What you should do - Every line that includes the word "JSON" is to be listed.

A run of records -
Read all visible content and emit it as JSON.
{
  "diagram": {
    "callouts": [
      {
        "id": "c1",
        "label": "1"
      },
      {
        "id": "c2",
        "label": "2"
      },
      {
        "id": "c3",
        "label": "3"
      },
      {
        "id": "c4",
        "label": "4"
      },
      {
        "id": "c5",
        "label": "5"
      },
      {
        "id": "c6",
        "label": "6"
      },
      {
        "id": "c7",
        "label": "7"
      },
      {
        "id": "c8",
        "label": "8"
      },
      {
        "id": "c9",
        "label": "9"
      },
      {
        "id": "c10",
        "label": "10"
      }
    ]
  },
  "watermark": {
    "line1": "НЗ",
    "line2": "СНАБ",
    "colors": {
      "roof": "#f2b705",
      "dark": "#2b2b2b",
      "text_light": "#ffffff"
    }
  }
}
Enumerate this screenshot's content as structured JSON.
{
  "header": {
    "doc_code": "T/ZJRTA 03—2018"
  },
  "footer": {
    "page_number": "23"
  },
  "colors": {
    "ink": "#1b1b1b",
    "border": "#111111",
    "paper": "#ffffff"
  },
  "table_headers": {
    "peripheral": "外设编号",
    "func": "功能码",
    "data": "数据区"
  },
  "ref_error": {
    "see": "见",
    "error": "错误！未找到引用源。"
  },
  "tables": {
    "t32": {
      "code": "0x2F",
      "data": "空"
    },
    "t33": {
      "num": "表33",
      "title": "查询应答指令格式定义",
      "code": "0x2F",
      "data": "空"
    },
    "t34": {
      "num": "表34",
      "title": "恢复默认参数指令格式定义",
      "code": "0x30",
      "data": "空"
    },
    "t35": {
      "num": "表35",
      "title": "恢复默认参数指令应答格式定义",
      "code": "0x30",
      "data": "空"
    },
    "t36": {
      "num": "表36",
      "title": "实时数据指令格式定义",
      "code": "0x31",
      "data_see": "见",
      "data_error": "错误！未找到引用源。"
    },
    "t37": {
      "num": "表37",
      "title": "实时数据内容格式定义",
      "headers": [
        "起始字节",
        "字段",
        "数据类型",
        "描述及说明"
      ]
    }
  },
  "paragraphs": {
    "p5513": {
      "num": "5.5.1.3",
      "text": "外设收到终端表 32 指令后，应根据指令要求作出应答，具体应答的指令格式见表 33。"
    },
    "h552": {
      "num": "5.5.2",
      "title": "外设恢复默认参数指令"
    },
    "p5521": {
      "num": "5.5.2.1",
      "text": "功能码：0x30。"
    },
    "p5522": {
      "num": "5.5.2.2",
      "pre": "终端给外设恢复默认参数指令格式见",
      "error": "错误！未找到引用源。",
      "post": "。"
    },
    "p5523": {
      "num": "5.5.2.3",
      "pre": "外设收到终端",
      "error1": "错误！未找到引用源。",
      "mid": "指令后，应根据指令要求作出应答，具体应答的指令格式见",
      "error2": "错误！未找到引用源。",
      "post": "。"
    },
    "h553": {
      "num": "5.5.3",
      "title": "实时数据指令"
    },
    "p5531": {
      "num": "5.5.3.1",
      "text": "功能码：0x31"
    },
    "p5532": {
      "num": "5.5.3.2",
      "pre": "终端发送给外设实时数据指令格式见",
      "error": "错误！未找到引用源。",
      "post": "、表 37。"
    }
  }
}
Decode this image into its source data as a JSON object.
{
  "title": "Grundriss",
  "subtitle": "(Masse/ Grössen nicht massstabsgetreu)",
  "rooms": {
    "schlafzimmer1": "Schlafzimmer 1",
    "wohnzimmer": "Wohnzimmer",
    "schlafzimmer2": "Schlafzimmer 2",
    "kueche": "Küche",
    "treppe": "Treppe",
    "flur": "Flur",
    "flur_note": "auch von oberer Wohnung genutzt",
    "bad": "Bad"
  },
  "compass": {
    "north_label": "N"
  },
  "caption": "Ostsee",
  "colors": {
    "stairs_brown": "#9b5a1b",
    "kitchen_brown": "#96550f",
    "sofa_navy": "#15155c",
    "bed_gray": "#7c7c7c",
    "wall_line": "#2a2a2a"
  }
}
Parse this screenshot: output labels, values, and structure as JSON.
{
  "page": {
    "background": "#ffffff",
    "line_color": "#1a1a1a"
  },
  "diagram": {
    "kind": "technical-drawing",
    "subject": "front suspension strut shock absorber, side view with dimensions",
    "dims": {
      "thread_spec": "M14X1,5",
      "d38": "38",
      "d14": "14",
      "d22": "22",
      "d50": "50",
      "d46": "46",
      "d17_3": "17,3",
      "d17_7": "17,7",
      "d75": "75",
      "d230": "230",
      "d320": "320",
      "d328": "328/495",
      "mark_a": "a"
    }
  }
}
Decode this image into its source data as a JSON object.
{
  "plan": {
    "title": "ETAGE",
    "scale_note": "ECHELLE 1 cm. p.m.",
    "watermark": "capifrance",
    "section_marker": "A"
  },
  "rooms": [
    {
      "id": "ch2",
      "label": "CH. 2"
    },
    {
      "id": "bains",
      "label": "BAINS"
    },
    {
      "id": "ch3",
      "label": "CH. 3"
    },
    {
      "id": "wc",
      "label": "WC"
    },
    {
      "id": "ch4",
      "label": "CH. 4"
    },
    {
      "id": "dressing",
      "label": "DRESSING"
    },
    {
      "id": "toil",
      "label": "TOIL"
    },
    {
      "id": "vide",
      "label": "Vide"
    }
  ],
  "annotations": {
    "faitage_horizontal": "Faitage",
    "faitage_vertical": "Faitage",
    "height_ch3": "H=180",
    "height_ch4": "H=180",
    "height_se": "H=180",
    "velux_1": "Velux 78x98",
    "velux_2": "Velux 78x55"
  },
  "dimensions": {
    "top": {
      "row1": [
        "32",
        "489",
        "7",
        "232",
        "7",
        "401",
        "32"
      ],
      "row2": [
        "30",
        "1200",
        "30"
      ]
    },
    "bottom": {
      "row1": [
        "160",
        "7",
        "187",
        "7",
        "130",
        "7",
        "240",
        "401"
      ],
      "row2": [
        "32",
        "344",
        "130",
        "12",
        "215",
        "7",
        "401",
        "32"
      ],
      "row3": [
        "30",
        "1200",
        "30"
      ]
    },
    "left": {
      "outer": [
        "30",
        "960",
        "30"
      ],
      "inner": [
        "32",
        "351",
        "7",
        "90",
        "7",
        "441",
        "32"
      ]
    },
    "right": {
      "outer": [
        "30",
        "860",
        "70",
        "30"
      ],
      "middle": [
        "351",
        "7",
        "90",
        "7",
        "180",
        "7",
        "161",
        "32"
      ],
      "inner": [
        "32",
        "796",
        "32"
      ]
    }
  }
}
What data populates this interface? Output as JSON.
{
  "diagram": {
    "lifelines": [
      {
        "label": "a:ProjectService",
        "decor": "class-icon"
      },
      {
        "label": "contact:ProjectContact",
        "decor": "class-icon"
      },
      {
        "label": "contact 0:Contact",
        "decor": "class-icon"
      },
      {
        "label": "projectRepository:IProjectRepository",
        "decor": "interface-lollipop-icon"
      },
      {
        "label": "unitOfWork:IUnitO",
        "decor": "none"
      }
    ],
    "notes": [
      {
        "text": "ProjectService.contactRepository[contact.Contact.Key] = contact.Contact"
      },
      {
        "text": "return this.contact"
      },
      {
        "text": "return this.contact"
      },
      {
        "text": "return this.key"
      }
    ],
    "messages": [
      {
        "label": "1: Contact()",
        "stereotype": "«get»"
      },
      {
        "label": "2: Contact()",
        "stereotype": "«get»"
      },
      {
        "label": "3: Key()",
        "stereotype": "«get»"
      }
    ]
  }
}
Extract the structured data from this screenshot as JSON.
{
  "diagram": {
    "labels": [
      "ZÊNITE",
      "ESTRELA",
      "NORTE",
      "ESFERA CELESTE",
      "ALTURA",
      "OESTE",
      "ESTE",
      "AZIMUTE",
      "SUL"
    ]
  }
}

Exercise response -
Read all visible content and emit it as JSON.
Enumerate this screenshot's content as structured JSON.
Decode this image into its source data as a JSON object.
Parse this screenshot: output labels, values, and structure as JSON.
Decode this image into its source data as a JSON object.
What data populates this interface? Output as JSON.
Extract the structured data from this screenshot as JSON.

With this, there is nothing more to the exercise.